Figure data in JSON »
________________

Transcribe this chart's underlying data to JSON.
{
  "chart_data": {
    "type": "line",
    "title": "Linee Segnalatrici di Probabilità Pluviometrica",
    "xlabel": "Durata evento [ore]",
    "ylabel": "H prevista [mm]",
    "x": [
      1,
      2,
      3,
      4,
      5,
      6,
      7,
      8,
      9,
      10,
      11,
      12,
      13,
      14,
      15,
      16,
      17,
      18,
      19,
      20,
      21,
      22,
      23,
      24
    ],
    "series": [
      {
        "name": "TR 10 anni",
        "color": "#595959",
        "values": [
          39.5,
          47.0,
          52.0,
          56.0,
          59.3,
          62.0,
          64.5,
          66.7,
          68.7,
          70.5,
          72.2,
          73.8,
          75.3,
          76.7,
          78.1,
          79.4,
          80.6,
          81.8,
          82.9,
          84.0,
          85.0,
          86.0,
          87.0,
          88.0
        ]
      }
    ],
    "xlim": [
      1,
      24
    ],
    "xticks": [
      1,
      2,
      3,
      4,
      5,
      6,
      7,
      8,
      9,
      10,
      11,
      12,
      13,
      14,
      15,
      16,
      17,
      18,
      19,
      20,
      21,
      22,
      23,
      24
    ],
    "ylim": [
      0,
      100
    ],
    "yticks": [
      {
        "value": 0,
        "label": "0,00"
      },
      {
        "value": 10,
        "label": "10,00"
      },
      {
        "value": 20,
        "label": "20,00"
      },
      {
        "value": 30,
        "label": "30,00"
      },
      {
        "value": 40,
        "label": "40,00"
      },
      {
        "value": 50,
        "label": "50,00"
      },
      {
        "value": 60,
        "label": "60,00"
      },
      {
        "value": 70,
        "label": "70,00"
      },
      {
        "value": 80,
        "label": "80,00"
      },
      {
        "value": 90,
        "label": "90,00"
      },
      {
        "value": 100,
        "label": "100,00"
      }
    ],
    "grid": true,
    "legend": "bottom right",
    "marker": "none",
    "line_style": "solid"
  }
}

________________

Problem description » Write out the whole listing again. Match it word for word.

Reply to the exercise »
Transcribe this chart's underlying data to JSON.
{
  "chart_data": {
    "type": "line",
    "title": "Linee Segnalatrici di Probabilità Pluviometrica",
    "xlabel": "Durata evento [ore]",
    "ylabel": "H prevista [mm]",
    "x": [
      1,
      2,
      3,
      4,
      5,
      6,
      7,
      8,
      9,
      10,
      11,
      12,
      13,
      14,
      15,
      16,
      17,
      18,
      19,
      20,
      21,
      22,
      23,
      24
    ],
    "series": [
      {
        "name": "TR 10 anni",
        "color": "#595959",
        "values": [
          39.5,
          47.0,
          52.0,
          56.0,
          59.3,
          62.0,
          64.5,
          66.7,
          68.7,
          70.5,
          72.2,
          73.8,
          75.3,
          76.7,
          78.1,
          79.4,
          80.6,
          81.8,
          82.9,
          84.0,
          85.0,
          86.0,
          87.0,
          88.0
        ]
      }
    ],
    "xlim": [
      1,
      24
    ],
    "xticks": [
      1,
      2,
      3,
      4,
      5,
      6,
      7,
      8,
      9,
      10,
      11,
      12,
      13,
      14,
      15,
      16,
      17,
      18,
      19,
      20,
      21,
      22,
      23,
      24
    ],
    "ylim": [
      0,
      100
    ],
    "yticks": [
      {
        "value": 0,
        "label": "0,00"
      },
      {
        "value": 10,
        "label": "10,00"
      },
      {
        "value": 20,
        "label": "20,00"
      },
      {
        "value": 30,
        "label": "30,00"
      },
      {
        "value": 40,
        "label": "40,00"
      },
      {
        "value": 50,
        "label": "50,00"
      },
      {
        "value": 60,
        "label": "60,00"
      },
      {
        "value": 70,
        "label": "70,00"
      },
      {
        "value": 80,
        "label": "80,00"
      },
      {
        "value": 90,
        "label": "90,00"
      },
      {
        "value": 100,
        "label": "100,00"
      }
    ],
    "grid": true,
    "legend": "bottom right",
    "marker": "none",
    "line_style": "solid"
  }
}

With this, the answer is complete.